• **Task**
Pictures stay out of the copy; set down each line of the listing below exactly.

• **Exercise input**
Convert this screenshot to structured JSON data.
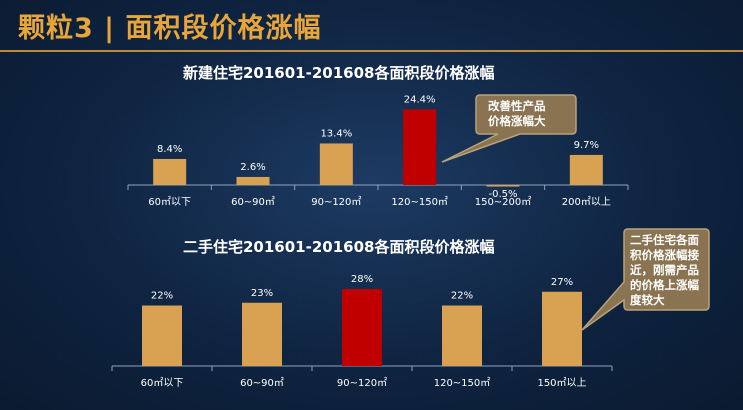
{
  "page": {
    "title": "颗粒3 | 面积段价格涨幅"
  },
  "chart_data": [
    {
      "type": "bar",
      "title": "新建住宅201601-201608各面积段价格涨幅",
      "categories": [
        "60㎡以下",
        "60~90㎡",
        "90~120㎡",
        "120~150㎡",
        "150~200㎡",
        "200㎡以上"
      ],
      "values": [
        8.4,
        2.6,
        13.4,
        24.4,
        -0.5,
        9.7
      ],
      "value_labels": [
        "8.4%",
        "2.6%",
        "13.4%",
        "24.4%",
        "-0.5%",
        "9.7%"
      ],
      "highlight_index": 3,
      "colors": {
        "bar": "#d9a152",
        "highlight": "#c00000"
      },
      "xlabel": "",
      "ylabel": ""
    },
    {
      "type": "bar",
      "title": "二手住宅201601-201608各面积段价格涨幅",
      "categories": [
        "60㎡以下",
        "60~90㎡",
        "90~120㎡",
        "120~150㎡",
        "150㎡以上"
      ],
      "values": [
        22,
        23,
        28,
        22,
        27
      ],
      "value_labels": [
        "22%",
        "23%",
        "28%",
        "22%",
        "27%"
      ],
      "highlight_index": 2,
      "colors": {
        "bar": "#d9a152",
        "highlight": "#c00000"
      },
      "xlabel": "",
      "ylabel": ""
    }
  ],
  "callouts": [
    {
      "lines": [
        "改善性产品",
        "价格涨幅大"
      ]
    },
    {
      "lines": [
        "二手住宅各面",
        "积价格涨幅接",
        "近，刚需产品",
        "的价格上涨幅",
        "度较大"
      ]
    }
  ],
  "colors": {
    "title": "#e8a53a",
    "callout_fill": "#8a7350",
    "callout_border": "#b9a27a"
  }
}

• **Solution for this exercise**
Convert this screenshot to structured JSON data.
{
  "page": {
    "title": "颗粒3 | 面积段价格涨幅"
  },
  "chart_data": [
    {
      "type": "bar",
      "title": "新建住宅201601-201608各面积段价格涨幅",
      "categories": [
        "60㎡以下",
        "60~90㎡",
        "90~120㎡",
        "120~150㎡",
        "150~200㎡",
        "200㎡以上"
      ],
      "values": [
        8.4,
        2.6,
        13.4,
        24.4,
        -0.5,
        9.7
      ],
      "value_labels": [
        "8.4%",
        "2.6%",
        "13.4%",
        "24.4%",
        "-0.5%",
        "9.7%"
      ],
      "highlight_index": 3,
      "colors": {
        "bar": "#d9a152",
        "highlight": "#c00000"
      },
      "xlabel": "",
      "ylabel": ""
    },
    {
      "type": "bar",
      "title": "二手住宅201601-201608各面积段价格涨幅",
      "categories": [
        "60㎡以下",
        "60~90㎡",
        "90~120㎡",
        "120~150㎡",
        "150㎡以上"
      ],
      "values": [
        22,
        23,
        28,
        22,
        27
      ],
      "value_labels": [
        "22%",
        "23%",
        "28%",
        "22%",
        "27%"
      ],
      "highlight_index": 2,
      "colors": {
        "bar": "#d9a152",
        "highlight": "#c00000"
      },
      "xlabel": "",
      "ylabel": ""
    }
  ],
  "callouts": [
    {
      "lines": [
        "改善性产品",
        "价格涨幅大"
      ]
    },
    {
      "lines": [
        "二手住宅各面",
        "积价格涨幅接",
        "近，刚需产品",
        "的价格上涨幅",
        "度较大"
      ]
    }
  ],
  "colors": {
    "title": "#e8a53a",
    "callout_fill": "#8a7350",
    "callout_border": "#b9a27a"
  }
}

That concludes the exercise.